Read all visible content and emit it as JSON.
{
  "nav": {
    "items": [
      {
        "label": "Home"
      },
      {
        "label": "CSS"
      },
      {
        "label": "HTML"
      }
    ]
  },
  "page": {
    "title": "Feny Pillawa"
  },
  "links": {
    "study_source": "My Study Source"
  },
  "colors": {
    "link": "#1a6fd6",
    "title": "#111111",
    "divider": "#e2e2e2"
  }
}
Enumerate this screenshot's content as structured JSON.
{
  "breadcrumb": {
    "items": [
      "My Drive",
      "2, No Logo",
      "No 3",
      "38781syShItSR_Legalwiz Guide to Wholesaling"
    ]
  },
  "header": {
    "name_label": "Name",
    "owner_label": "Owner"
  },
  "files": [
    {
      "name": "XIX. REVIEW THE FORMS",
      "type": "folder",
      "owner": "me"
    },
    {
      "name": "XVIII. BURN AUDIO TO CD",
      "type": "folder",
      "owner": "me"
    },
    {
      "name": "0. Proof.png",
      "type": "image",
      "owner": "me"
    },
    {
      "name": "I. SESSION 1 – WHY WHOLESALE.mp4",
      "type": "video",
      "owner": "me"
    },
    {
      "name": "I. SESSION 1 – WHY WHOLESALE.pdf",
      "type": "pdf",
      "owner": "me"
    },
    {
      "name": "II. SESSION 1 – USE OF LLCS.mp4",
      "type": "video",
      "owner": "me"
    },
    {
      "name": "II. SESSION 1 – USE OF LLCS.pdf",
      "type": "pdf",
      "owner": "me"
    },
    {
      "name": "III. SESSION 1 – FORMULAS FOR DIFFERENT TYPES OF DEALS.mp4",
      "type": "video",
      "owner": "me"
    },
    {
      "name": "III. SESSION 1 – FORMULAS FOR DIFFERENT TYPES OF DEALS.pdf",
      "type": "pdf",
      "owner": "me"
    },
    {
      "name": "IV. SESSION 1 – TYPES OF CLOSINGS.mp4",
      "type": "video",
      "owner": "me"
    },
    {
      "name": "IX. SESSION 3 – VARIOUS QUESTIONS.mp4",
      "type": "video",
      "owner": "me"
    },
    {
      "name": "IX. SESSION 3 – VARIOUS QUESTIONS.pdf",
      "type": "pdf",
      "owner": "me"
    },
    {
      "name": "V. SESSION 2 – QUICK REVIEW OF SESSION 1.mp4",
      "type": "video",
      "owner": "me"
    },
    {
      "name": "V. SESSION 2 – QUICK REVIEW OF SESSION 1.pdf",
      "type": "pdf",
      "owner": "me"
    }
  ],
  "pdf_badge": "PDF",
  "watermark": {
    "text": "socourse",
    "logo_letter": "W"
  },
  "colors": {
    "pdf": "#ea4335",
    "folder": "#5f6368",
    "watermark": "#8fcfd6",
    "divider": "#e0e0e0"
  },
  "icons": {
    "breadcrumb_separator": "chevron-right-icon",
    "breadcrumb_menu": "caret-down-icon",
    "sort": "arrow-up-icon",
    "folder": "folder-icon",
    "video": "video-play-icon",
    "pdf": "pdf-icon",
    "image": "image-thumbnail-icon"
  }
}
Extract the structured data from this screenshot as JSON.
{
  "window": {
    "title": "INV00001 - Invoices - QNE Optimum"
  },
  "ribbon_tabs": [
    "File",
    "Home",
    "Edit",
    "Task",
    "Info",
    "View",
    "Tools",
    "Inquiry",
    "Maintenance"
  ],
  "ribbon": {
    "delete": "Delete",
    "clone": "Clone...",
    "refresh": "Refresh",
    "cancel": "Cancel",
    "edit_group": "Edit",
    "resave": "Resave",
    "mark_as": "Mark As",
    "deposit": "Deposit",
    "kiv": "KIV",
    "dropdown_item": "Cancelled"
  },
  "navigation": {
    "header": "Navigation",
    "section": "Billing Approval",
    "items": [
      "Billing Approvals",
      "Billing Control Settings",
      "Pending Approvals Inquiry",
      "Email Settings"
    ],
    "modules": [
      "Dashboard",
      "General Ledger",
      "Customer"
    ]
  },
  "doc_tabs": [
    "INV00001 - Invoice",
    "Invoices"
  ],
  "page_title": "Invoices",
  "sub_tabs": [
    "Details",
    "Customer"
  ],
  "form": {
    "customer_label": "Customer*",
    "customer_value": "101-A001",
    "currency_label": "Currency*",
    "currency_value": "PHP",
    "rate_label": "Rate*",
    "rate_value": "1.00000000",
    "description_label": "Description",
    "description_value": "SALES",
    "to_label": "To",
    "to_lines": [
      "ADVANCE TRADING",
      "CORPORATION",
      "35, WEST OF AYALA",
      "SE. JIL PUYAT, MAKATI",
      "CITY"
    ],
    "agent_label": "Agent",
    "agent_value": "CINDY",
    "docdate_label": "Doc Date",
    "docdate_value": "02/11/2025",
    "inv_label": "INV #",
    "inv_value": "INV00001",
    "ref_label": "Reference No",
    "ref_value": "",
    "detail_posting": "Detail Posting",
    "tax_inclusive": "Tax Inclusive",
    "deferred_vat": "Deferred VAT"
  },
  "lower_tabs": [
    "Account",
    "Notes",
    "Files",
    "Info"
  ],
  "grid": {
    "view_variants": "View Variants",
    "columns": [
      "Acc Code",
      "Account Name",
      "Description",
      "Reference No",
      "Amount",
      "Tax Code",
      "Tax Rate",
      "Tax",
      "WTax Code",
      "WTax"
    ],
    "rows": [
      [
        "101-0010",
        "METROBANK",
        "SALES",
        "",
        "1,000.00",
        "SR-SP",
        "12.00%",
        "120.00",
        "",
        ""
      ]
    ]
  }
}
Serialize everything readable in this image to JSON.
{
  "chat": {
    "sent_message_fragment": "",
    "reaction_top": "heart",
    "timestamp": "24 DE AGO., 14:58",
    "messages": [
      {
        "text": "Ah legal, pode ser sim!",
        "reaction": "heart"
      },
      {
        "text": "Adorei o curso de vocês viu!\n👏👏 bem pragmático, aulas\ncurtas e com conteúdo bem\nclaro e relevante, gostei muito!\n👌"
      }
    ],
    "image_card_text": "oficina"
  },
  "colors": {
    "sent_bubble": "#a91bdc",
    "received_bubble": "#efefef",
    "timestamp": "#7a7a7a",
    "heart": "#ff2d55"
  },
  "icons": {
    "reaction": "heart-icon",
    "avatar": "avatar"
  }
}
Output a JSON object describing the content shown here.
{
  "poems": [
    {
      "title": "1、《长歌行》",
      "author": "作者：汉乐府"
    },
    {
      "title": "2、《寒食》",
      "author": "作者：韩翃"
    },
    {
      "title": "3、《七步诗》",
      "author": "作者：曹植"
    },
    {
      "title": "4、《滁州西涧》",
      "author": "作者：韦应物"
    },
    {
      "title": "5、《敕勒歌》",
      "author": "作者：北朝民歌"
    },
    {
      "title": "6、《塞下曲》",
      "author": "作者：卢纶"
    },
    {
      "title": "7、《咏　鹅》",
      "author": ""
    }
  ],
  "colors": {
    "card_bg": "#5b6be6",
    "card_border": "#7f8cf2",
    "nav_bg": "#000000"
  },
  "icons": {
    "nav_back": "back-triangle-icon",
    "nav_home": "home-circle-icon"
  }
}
---------------
» **WHAT TO WORK ON**
Track down all lines above with the string "content" and copy them.

» **COMPLETE RESPONSE**
Read all visible content and emit it as JSON.
Enumerate this screenshot's content as structured JSON.
Output a JSON object describing the content shown here.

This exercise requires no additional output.